### What is required
Can you give these lines again for all items, swapping every "section-term" for "term-label" and changing nothing else? Leave the pictures out of your answer.

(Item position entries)
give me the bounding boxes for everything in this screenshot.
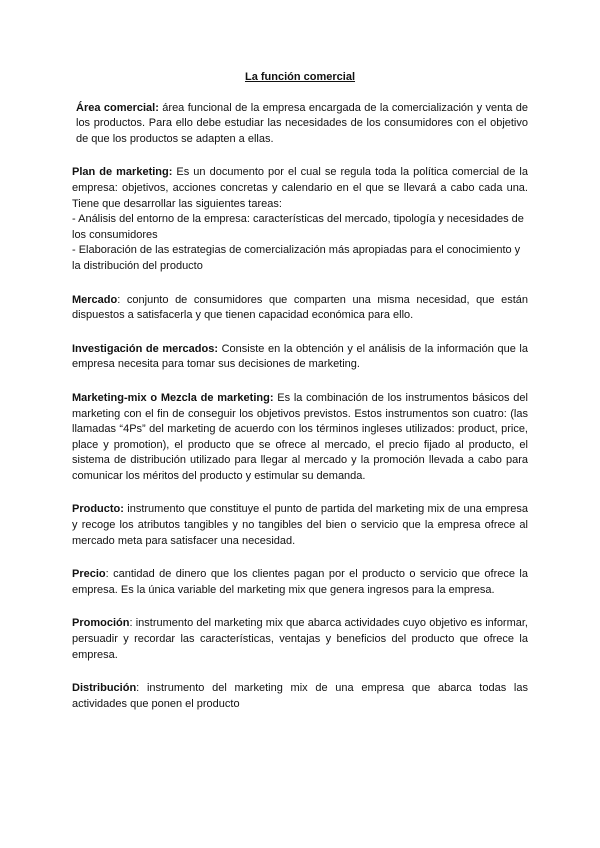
section-text: instrumento que constituye el punto de partida del marketing mix de una empresa y recoge los atributos tangibles y no tangibles del bien o servicio que la empresa ofrece al mercado meta para satisfacer una necesidad. <box>72 503 528 547</box>
section-text: área funcional de la empresa encargada de la comercialización y venta de los productos. Para ello debe estudiar las necesidades de los consumidores con el objetivo de que los productos se adapten a ellas. <box>76 101 528 145</box>
section-promocion <box>72 616 528 663</box>
section-area-comercial <box>72 101 528 148</box>
document-content <box>72 70 528 730</box>
section-marketing-mix <box>72 391 528 485</box>
section-text: : conjunto de consumidores que comparten una misma necesidad, que están dispuestos a satisfacerla y que tienen capacidad económica para ello. <box>72 293 528 322</box>
section-text: : cantidad de dinero que los clientes pagan por el producto o servicio que ofrece la empresa. Es la única variable del marketing mix que genera ingresos para la empresa. <box>72 568 528 596</box>
section-term: Marketing-mix o Mezcla de marketing: <box>72 391 274 404</box>
section-term: Área comercial: <box>76 101 159 114</box>
section-text: Es la combinación de los instrumentos básicos del marketing con el fin de conseguir los objetivos previstos. Estos instrumentos son cuatro: (las llamadas “4Ps” del marketing de acuerdo con los términos ingleses utilizados: product, price, place y promotion), el producto que se ofrece al mercado, el precio fijado al producto, el sistema de distribución utilizado para llegar al mercado y la promoción llevada a cabo para comunicar los méritos del producto y estimular su demanda. <box>72 391 528 482</box>
section-text: : instrumento del marketing mix que abarca actividades cuyo objetivo es informar, persuadir y recordar las características, ventajas y beneficios del producto que ofrece la empresa. <box>72 617 528 661</box>
task-list-item: - Elaboración de las estrategias de comercialización más apropiadas para el conocimiento y la distribución del producto <box>72 244 521 272</box>
section-text: Consiste en la obtención y el análisis de la información que la empresa necesita para tomar sus decisiones de marketing. <box>72 342 528 371</box>
section-term: Mercado <box>72 293 118 306</box>
document-title: La función comercial <box>244 71 356 83</box>
section-term: Producto: <box>72 503 124 516</box>
section-text: : instrumento del marketing mix de una empresa que abarca todas las actividades que ponen el producto <box>72 682 528 710</box>
section-distribucion <box>72 681 528 712</box>
section-term: Investigación de mercados: <box>72 342 218 355</box>
section-term: Precio <box>72 568 106 581</box>
section-investigacion-de-mercados <box>72 342 528 373</box>
section-term: Promoción <box>72 617 130 630</box>
task-list-item: - Análisis del entorno de la empresa: características del mercado, tipología y necesidades de los consumidores <box>72 213 524 241</box>
section-text: Es un documento por el cual se regula toda la política comercial de la empresa: objetivos, acciones concretas y calendario en el que se llevará a cabo cada una. Tiene que desarrollar las siguientes tareas: <box>72 166 528 210</box>
section-plan-de-marketing <box>72 165 528 274</box>
section-precio <box>72 567 528 598</box>
section-term: Distribución <box>72 682 137 695</box>
section-term: Plan de marketing: <box>72 166 173 179</box>
section-producto <box>72 502 528 549</box>
section-mercado <box>72 293 528 324</box>
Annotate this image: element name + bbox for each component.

### Answer to the exercise
give me the bounding boxes for everything in this screenshot.
section-text: instrumento que constituye el punto de partida del marketing mix de una empresa y recoge los atributos tangibles y no tangibles del bien o servicio que la empresa ofrece al mercado meta para satisfacer una necesidad. <box>72 503 528 547</box>
section-text: área funcional de la empresa encargada de la comercialización y venta de los productos. Para ello debe estudiar las necesidades de los consumidores con el objetivo de que los productos se adapten a ellas. <box>76 101 528 145</box>
section-promocion <box>72 616 528 663</box>
section-area-comercial <box>72 101 528 148</box>
document-content <box>72 70 528 730</box>
section-marketing-mix <box>72 391 528 485</box>
section-text: : conjunto de consumidores que comparten una misma necesidad, que están dispuestos a satisfacerla y que tienen capacidad económica para ello. <box>72 293 528 322</box>
section-text: : cantidad de dinero que los clientes pagan por el producto o servicio que ofrece la empresa. Es la única variable del marketing mix que genera ingresos para la empresa. <box>72 568 528 596</box>
term-label: Marketing-mix o Mezcla de marketing: <box>72 391 274 404</box>
term-label: Área comercial: <box>76 101 159 114</box>
section-text: Es la combinación de los instrumentos básicos del marketing con el fin de conseguir los objetivos previstos. Estos instrumentos son cuatro: (las llamadas “4Ps” del marketing de acuerdo con los términos ingleses utilizados: product, price, place y promotion), el producto que se ofrece al mercado, el precio fijado al producto, el sistema de distribución utilizado para llegar al mercado y la promoción llevada a cabo para comunicar los méritos del producto y estimular su demanda. <box>72 391 528 482</box>
section-text: : instrumento del marketing mix que abarca actividades cuyo objetivo es informar, persuadir y recordar las características, ventajas y beneficios del producto que ofrece la empresa. <box>72 617 528 661</box>
task-list-item: - Elaboración de las estrategias de comercialización más apropiadas para el conocimiento y la distribución del producto <box>72 244 521 272</box>
section-text: Consiste en la obtención y el análisis de la información que la empresa necesita para tomar sus decisiones de marketing. <box>72 342 528 371</box>
term-label: Mercado <box>72 293 118 306</box>
document-title: La función comercial <box>244 71 356 83</box>
term-label: Producto: <box>72 503 124 516</box>
section-text: : instrumento del marketing mix de una empresa que abarca todas las actividades que ponen el producto <box>72 682 528 710</box>
section-distribucion <box>72 681 528 712</box>
term-label: Investigación de mercados: <box>72 342 218 355</box>
term-label: Precio <box>72 568 106 581</box>
section-investigacion-de-mercados <box>72 342 528 373</box>
term-label: Promoción <box>72 617 130 630</box>
task-list-item: - Análisis del entorno de la empresa: características del mercado, tipología y necesidades de los consumidores <box>72 213 524 241</box>
section-text: Es un documento por el cual se regula toda la política comercial de la empresa: objetivos, acciones concretas y calendario en el que se llevará a cabo cada una. Tiene que desarrollar las siguientes tareas: <box>72 166 528 210</box>
section-plan-de-marketing <box>72 165 528 274</box>
section-precio <box>72 567 528 598</box>
term-label: Distribución <box>72 682 137 695</box>
term-label: Plan de marketing: <box>72 166 173 179</box>
section-producto <box>72 502 528 549</box>
section-mercado <box>72 293 528 324</box>
Annotate this image: element name + bbox for each component.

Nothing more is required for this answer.